— START Selection —

> From: "Roberts, Craig" <CRAIG92@psy.soton.ac.uk>
> Date: Fri, 24 Feb 1995 12:37:27 GMT
> After reading your reply, we remain a little confused over the issue
> You say that you are a monist and yet in your final paragraph you
> seem to suggest that there is more to the mind than just matter and
> energy. Have we misinterpreted your reply?
I happen to be an epiphenomenalist, for what it's worth, which is
monistic about what there is (there's only matter and energy) but
exacting about what counts as an explanation -- and the matter/energy
explanation of mind just is not sufficient in the way the matter/energy
explanation of matter/energy is.
I'm not saying there's another, better explanation to be had (and
certainly not one that goes BEYOND matter/energy), giving mind any
causal power independent of matter/energy. I'm just saying that
matter/energy explanations don't succeed in the way they do in other
> If the mind is a function of the brain as a mind-brain identity
> theorist would maintain, does the mind-body problem remain???
The identity theorist can SAY it, but what can it MEAN to say mind and
brain are the same? That a toothache is the same as the activity in
certain parts of my nervous system? I'll take your word for it, but that
sure doesn't do the trick for me in the way telling me that heat is the
same as average molecular energy, or water is the same as H2O does.
Why not? The main reason is the Turing Test: The pain system in the
brain has a function: It signals injury and triggers behaviours that
protect against injury (I simplify, but the same would would be true
if I told a fuller story of nociception, adaptation and learning). Those
behaviours can be described and understood functionally, as can the pain
mechanisms that generate them. But once you want to say: "And that's it;
that's all there is to it; feeling pain is simply identical with the
activity of the system I've just described," there always remains that
niggling question: "But why can't you have all those FUNCTIONS [injury
avoidance, etc.], so admirably generated by this system, WITHOUT FEELING
ANYTHING AT ALL, indeed, without anyone being at home in the there?"

— END Selection —
— START Material supplied —

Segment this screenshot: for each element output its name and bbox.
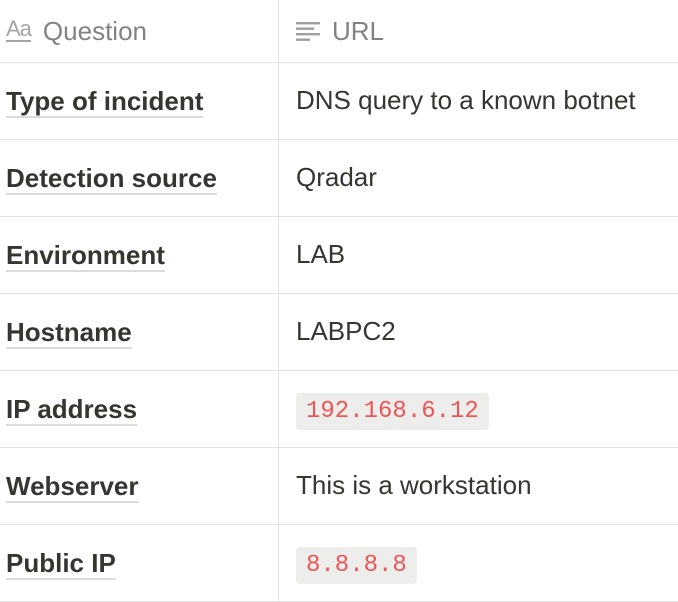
url-cell[interactable]: Qradar [279, 140, 678, 216]
url-cell[interactable]: 192.168.6.12 [279, 371, 678, 447]
url-cell[interactable]: 8.8.8.8 [279, 525, 678, 601]
question-cell[interactable]: Hostname [0, 294, 279, 370]
table-row[interactable]: Detection source Qradar [0, 140, 678, 217]
table-row[interactable]: Type of incident DNS query to a known bo… [0, 63, 678, 140]
question-cell[interactable]: IP address [0, 371, 279, 447]
row-title[interactable]: Hostname [6, 317, 132, 349]
url-code-value: 8.8.8.8 [296, 547, 417, 584]
url-code-value: 192.168.6.12 [296, 393, 489, 430]
column-header-label: Question [42, 15, 147, 46]
url-value: DNS query to a known botnet [296, 85, 636, 115]
url-value: LAB [296, 239, 346, 269]
url-cell[interactable]: DNS query to a known botnet [279, 63, 678, 139]
url-cell[interactable]: LAB [279, 217, 678, 293]
row-title[interactable]: Public IP [6, 548, 116, 580]
row-title[interactable]: Webserver [6, 471, 139, 503]
url-value: Qradar [296, 162, 377, 192]
row-title[interactable]: IP address [6, 394, 138, 426]
text-title-icon: Aa [6, 16, 32, 41]
url-cell[interactable]: This is a workstation [279, 448, 678, 524]
table-header-row: Aa Question URL [0, 0, 678, 63]
table-row[interactable]: Public IP 8.8.8.8 [0, 525, 678, 602]
question-cell[interactable]: Type of incident [0, 63, 279, 139]
column-header-label: URL [332, 15, 385, 46]
row-title[interactable]: Environment [6, 240, 165, 272]
table-row[interactable]: Hostname LABPC2 [0, 294, 678, 371]
question-cell[interactable]: Webserver [0, 448, 279, 524]
column-header-question[interactable]: Aa Question [0, 0, 279, 62]
question-cell[interactable]: Public IP [0, 525, 279, 601]
column-header-url[interactable]: URL [279, 0, 678, 62]
table-row[interactable]: IP address 192.168.6.12 [0, 371, 678, 448]
row-title[interactable]: Type of incident [6, 86, 204, 118]
database-table: Aa Question URL Type of incident DNS que… [0, 0, 678, 602]
text-lines-icon [296, 21, 320, 41]
question-cell[interactable]: Detection source [0, 140, 279, 216]
url-cell[interactable]: LABPC2 [279, 294, 678, 370]
row-title[interactable]: Detection source [6, 163, 217, 195]
table-row[interactable]: Environment LAB [0, 217, 678, 294]
question-cell[interactable]: Environment [0, 217, 279, 293]
table-row[interactable]: Webserver This is a workstation [0, 448, 678, 525]
url-value: This is a workstation [296, 470, 532, 500]
url-value: LABPC2 [296, 316, 396, 346]
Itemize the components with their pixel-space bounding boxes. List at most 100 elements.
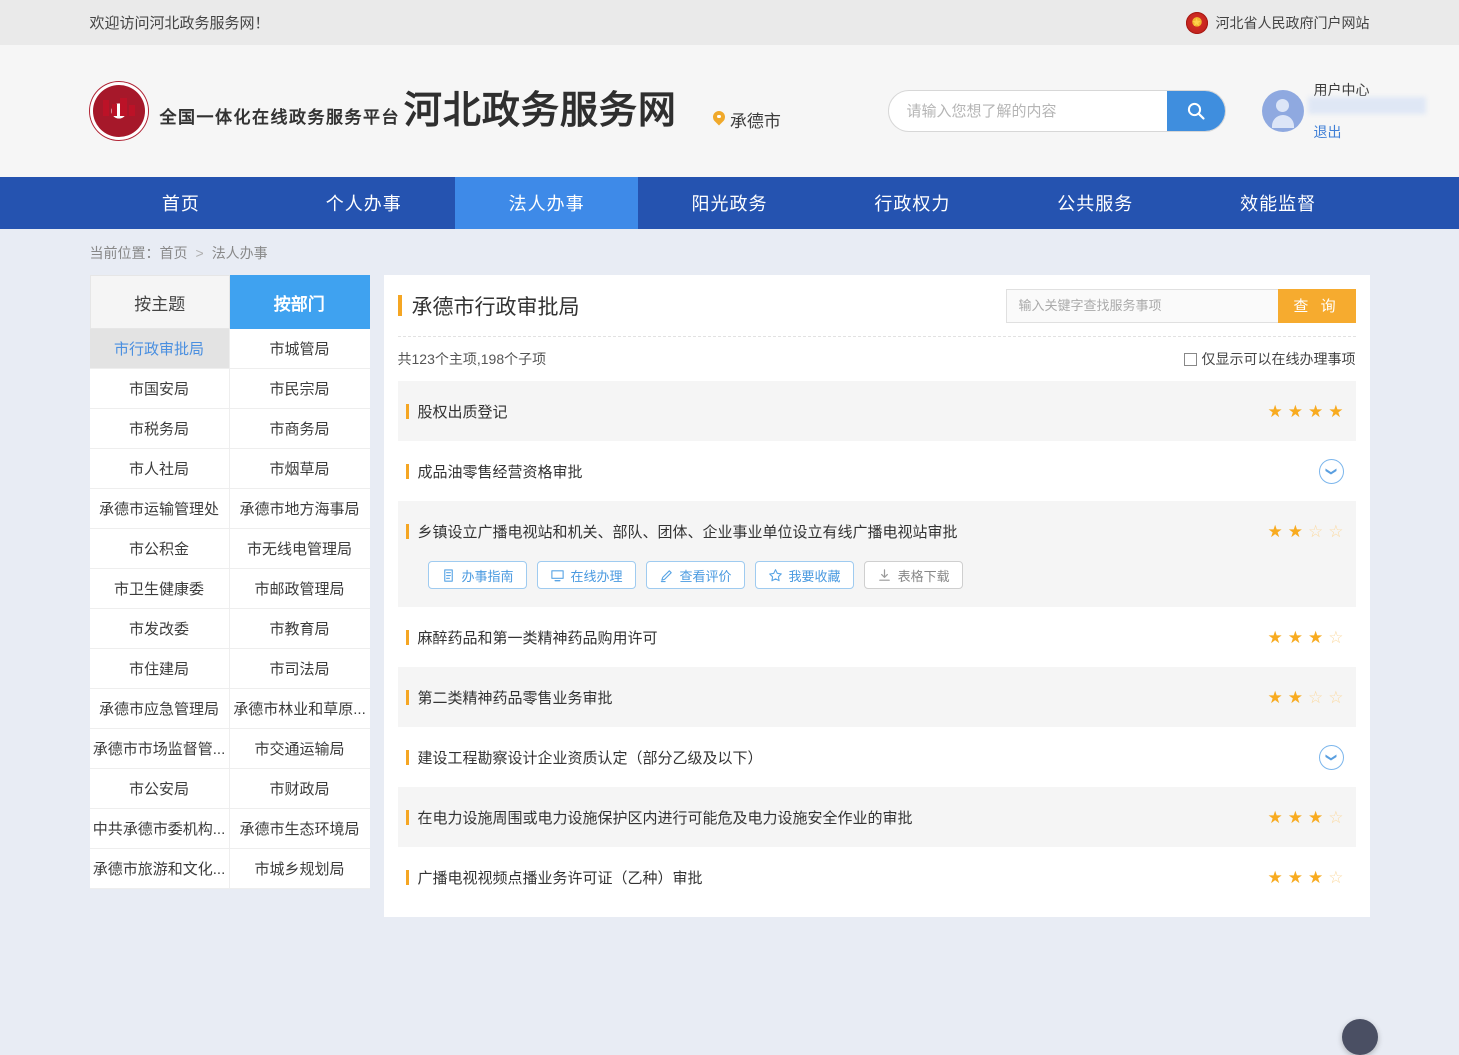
search-input[interactable]: [889, 91, 1167, 131]
action-button-1[interactable]: 在线办理: [537, 561, 636, 589]
department-item-2[interactable]: 市国安局: [90, 369, 230, 409]
department-item-24[interactable]: 中共承德市委机构...: [90, 809, 230, 849]
star-filled-icon: ★: [1308, 629, 1323, 646]
department-item-27[interactable]: 市城乡规划局: [230, 849, 370, 889]
service-name: 股权出质登记: [418, 401, 508, 422]
user-avatar-icon[interactable]: [1262, 90, 1304, 132]
department-item-5[interactable]: 市商务局: [230, 409, 370, 449]
breadcrumb-separator: >: [196, 245, 204, 261]
star-empty-icon: ☆: [1308, 689, 1323, 706]
chevron-down-icon[interactable]: ❯: [1319, 459, 1344, 484]
favorite-star-icon-wrap: [768, 568, 783, 583]
nav-item-label: 法人办事: [509, 190, 585, 216]
department-item-17[interactable]: 市司法局: [230, 649, 370, 689]
action-button-4[interactable]: 表格下载: [864, 561, 963, 589]
nav-item-1[interactable]: 个人办事: [272, 177, 455, 229]
service-accent-bar: [406, 870, 409, 885]
department-item-3[interactable]: 市民宗局: [230, 369, 370, 409]
user-center-label[interactable]: 用户中心: [1314, 82, 1370, 98]
only-online-checkbox[interactable]: [1184, 353, 1197, 366]
service-row[interactable]: 在电力设施周围或电力设施保护区内进行可能危及电力设施安全作业的审批★★★☆: [398, 787, 1356, 847]
department-item-10[interactable]: 市公积金: [90, 529, 230, 569]
sidebar-tab-0[interactable]: 按主题: [90, 275, 231, 329]
site-search[interactable]: [888, 90, 1226, 132]
national-emblem-icon: [1186, 12, 1208, 34]
department-item-16[interactable]: 市住建局: [90, 649, 230, 689]
service-row[interactable]: 第二类精神药品零售业务审批★★☆☆: [398, 667, 1356, 727]
department-item-6[interactable]: 市人社局: [90, 449, 230, 489]
department-item-11[interactable]: 市无线电管理局: [230, 529, 370, 569]
nav-item-2[interactable]: 法人办事: [455, 177, 638, 229]
star-filled-icon: ★: [1268, 809, 1283, 826]
nav-item-0[interactable]: 首页: [90, 177, 273, 229]
nav-item-3[interactable]: 阳光政务: [638, 177, 821, 229]
logout-link[interactable]: 退出: [1314, 122, 1370, 142]
star-filled-icon: ★: [1268, 629, 1283, 646]
service-rating-stars: ★★★☆: [1268, 809, 1344, 826]
result-count-text: 共123个主项,198个子项: [398, 349, 547, 369]
service-row[interactable]: 广播电视视频点播业务许可证（乙种）审批★★★☆: [398, 847, 1356, 907]
department-item-14[interactable]: 市发改委: [90, 609, 230, 649]
department-item-9[interactable]: 承德市地方海事局: [230, 489, 370, 529]
welcome-text: 欢迎访问河北政务服务网！: [90, 12, 270, 33]
only-online-filter[interactable]: 仅显示可以在线办理事项: [1184, 349, 1356, 369]
department-item-12[interactable]: 市卫生健康委: [90, 569, 230, 609]
department-item-4[interactable]: 市税务局: [90, 409, 230, 449]
department-item-0[interactable]: 市行政审批局: [90, 329, 230, 369]
breadcrumb-home[interactable]: 首页: [160, 245, 188, 261]
service-accent-bar: [406, 750, 409, 765]
action-button-0[interactable]: 办事指南: [428, 561, 527, 589]
floating-round-widget-icon[interactable]: [1342, 1019, 1378, 1055]
service-name: 麻醉药品和第一类精神药品购用许可: [418, 627, 658, 648]
service-row[interactable]: 麻醉药品和第一类精神药品购用许可★★★☆: [398, 607, 1356, 667]
department-sidebar: 按主题按部门 市行政审批局市城管局市国安局市民宗局市税务局市商务局市人社局市烟草…: [90, 275, 370, 889]
star-empty-icon: ☆: [1328, 523, 1343, 540]
department-item-21[interactable]: 市交通运输局: [230, 729, 370, 769]
action-button-3[interactable]: 我要收藏: [755, 561, 854, 589]
nav-item-6[interactable]: 效能监督: [1187, 177, 1370, 229]
department-item-25[interactable]: 承德市生态环境局: [230, 809, 370, 849]
department-item-1[interactable]: 市城管局: [230, 329, 370, 369]
search-button[interactable]: [1167, 90, 1225, 132]
brand-logo[interactable]: 全国一体化在线政务服务平台 河北政务服务网: [90, 82, 677, 140]
department-item-20[interactable]: 承德市市场监督管...: [90, 729, 230, 769]
brand-subtitle: 全国一体化在线政务服务平台: [160, 108, 401, 127]
service-search-input[interactable]: [1006, 289, 1278, 323]
nav-item-label: 个人办事: [326, 190, 402, 216]
department-item-26[interactable]: 承德市旅游和文化...: [90, 849, 230, 889]
gov-portal-link[interactable]: 河北省人民政府门户网站: [1186, 12, 1370, 34]
department-item-7[interactable]: 市烟草局: [230, 449, 370, 489]
sidebar-tab-1[interactable]: 按部门: [230, 275, 370, 329]
department-item-13[interactable]: 市邮政管理局: [230, 569, 370, 609]
breadcrumb: 当前位置：首页>法人办事: [90, 229, 1370, 275]
department-item-22[interactable]: 市公安局: [90, 769, 230, 809]
service-row[interactable]: 乡镇设立广播电视站和机关、部队、团体、企业事业单位设立有线广播电视站审批★★☆☆…: [398, 501, 1356, 607]
chevron-down-icon[interactable]: ❯: [1319, 745, 1344, 770]
service-panel: 承德市行政审批局 查 询 共123个主项,198个子项 仅显示可以在线办理事项 …: [384, 275, 1370, 917]
service-accent-bar: [406, 404, 409, 419]
nav-item-label: 行政权力: [874, 190, 950, 216]
department-item-19[interactable]: 承德市林业和草原...: [230, 689, 370, 729]
service-search-button[interactable]: 查 询: [1278, 289, 1356, 323]
action-button-2[interactable]: 查看评价: [646, 561, 745, 589]
action-button-label: 办事指南: [462, 566, 514, 585]
user-area[interactable]: 用户中心 退出: [1262, 80, 1370, 142]
online-monitor-icon: [550, 568, 565, 583]
department-item-8[interactable]: 承德市运输管理处: [90, 489, 230, 529]
service-rating-stars: ★★★☆: [1268, 869, 1344, 886]
department-item-18[interactable]: 承德市应急管理局: [90, 689, 230, 729]
service-row[interactable]: 股权出质登记★★★★: [398, 381, 1356, 441]
service-row[interactable]: 成品油零售经营资格审批❯: [398, 441, 1356, 501]
city-selector[interactable]: 承德市: [713, 107, 781, 132]
nav-item-5[interactable]: 公共服务: [1004, 177, 1187, 229]
main-navigation: 首页 个人办事 法人办事 阳光政务 行政权力 公共服务效能监督: [0, 177, 1459, 229]
department-item-23[interactable]: 市财政局: [230, 769, 370, 809]
service-row[interactable]: 建设工程勘察设计企业资质认定（部分乙级及以下）❯: [398, 727, 1356, 787]
department-item-15[interactable]: 市教育局: [230, 609, 370, 649]
nav-item-4[interactable]: 行政权力: [821, 177, 1004, 229]
result-summary-row: 共123个主项,198个子项 仅显示可以在线办理事项: [398, 337, 1356, 381]
service-search[interactable]: 查 询: [1006, 289, 1356, 323]
star-filled-icon: ★: [1288, 689, 1303, 706]
review-pencil-icon-wrap: [659, 568, 674, 583]
action-button-label: 查看评价: [680, 566, 732, 585]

— END Material supplied —

## Stated task 1
Repeat the mind-body reply in full, word for word.
## Stated task 2
In the records, write out again the lines starting with the line with "url-cell[interactable]: Qradar [279, 140, 678, 216]" and going on through the line with "url-value: Qradar [296, 162, 377, 192]", with "Public IP" changed to "External IP" and everything else left the same. Give only those lines.
The mind-body reply and the records have nothing to do with each other.

## Written solution 1
> From: "Roberts, Craig" <CRAIG92@psy.soton.ac.uk>
> Date: Fri, 24 Feb 1995 12:37:27 GMT
> After reading your reply, we remain a little confused over the issue
> You say that you are a monist and yet in your final paragraph you
> seem to suggest that there is more to the mind than just matter and
> energy. Have we misinterpreted your reply?
I happen to be an epiphenomenalist, for what it's worth, which is
monistic about what there is (there's only matter and energy) but
exacting about what counts as an explanation -- and the matter/energy
explanation of mind just is not sufficient in the way the matter/energy
explanation of matter/energy is.
I'm not saying there's another, better explanation to be had (and
certainly not one that goes BEYOND matter/energy), giving mind any
causal power independent of matter/energy. I'm just saying that
matter/energy explanations don't succeed in the way they do in other
> If the mind is a function of the brain as a mind-brain identity
> theorist would maintain, does the mind-body problem remain???
The identity theorist can SAY it, but what can it MEAN to say mind and
brain are the same? That a toothache is the same as the activity in
certain parts of my nervous system? I'll take your word for it, but that
sure doesn't do the trick for me in the way telling me that heat is the
same as average molecular energy, or water is the same as H2O does.
Why not? The main reason is the Turing Test: The pain system in the
brain has a function: It signals injury and triggers behaviours that
protect against injury (I simplify, but the same would would be true
if I told a fuller story of nociception, adaptation and learning). Those
behaviours can be described and understood functionally, as can the pain
mechanisms that generate them. But once you want to say: "And that's it;
that's all there is to it; feeling pain is simply identical with the
activity of the system I've just described," there always remains that
niggling question: "But why can't you have all those FUNCTIONS [injury
avoidance, etc.], so admirably generated by this system, WITHOUT FEELING
ANYTHING AT ALL, indeed, without anyone being at home in the there?"

## Written solution 2
url-cell[interactable]: Qradar [279, 140, 678, 216]
url-cell[interactable]: 192.168.6.12 [279, 371, 678, 447]
url-cell[interactable]: 8.8.8.8 [279, 525, 678, 601]
question-cell[interactable]: Hostname [0, 294, 279, 370]
table-row[interactable]: Detection source Qradar [0, 140, 678, 217]
table-row[interactable]: Type of incident DNS query to a known bo… [0, 63, 678, 140]
question-cell[interactable]: IP address [0, 371, 279, 447]
row-title[interactable]: Hostname [6, 317, 132, 349]
url-code-value: 8.8.8.8 [296, 547, 417, 584]
url-code-value: 192.168.6.12 [296, 393, 489, 430]
column-header-label: Question [42, 15, 147, 46]
url-value: DNS query to a known botnet [296, 85, 636, 115]
url-value: LAB [296, 239, 346, 269]
url-cell[interactable]: DNS query to a known botnet [279, 63, 678, 139]
url-cell[interactable]: LAB [279, 217, 678, 293]
row-title[interactable]: External IP [6, 548, 116, 580]
row-title[interactable]: Webserver [6, 471, 139, 503]
url-value: Qradar [296, 162, 377, 192]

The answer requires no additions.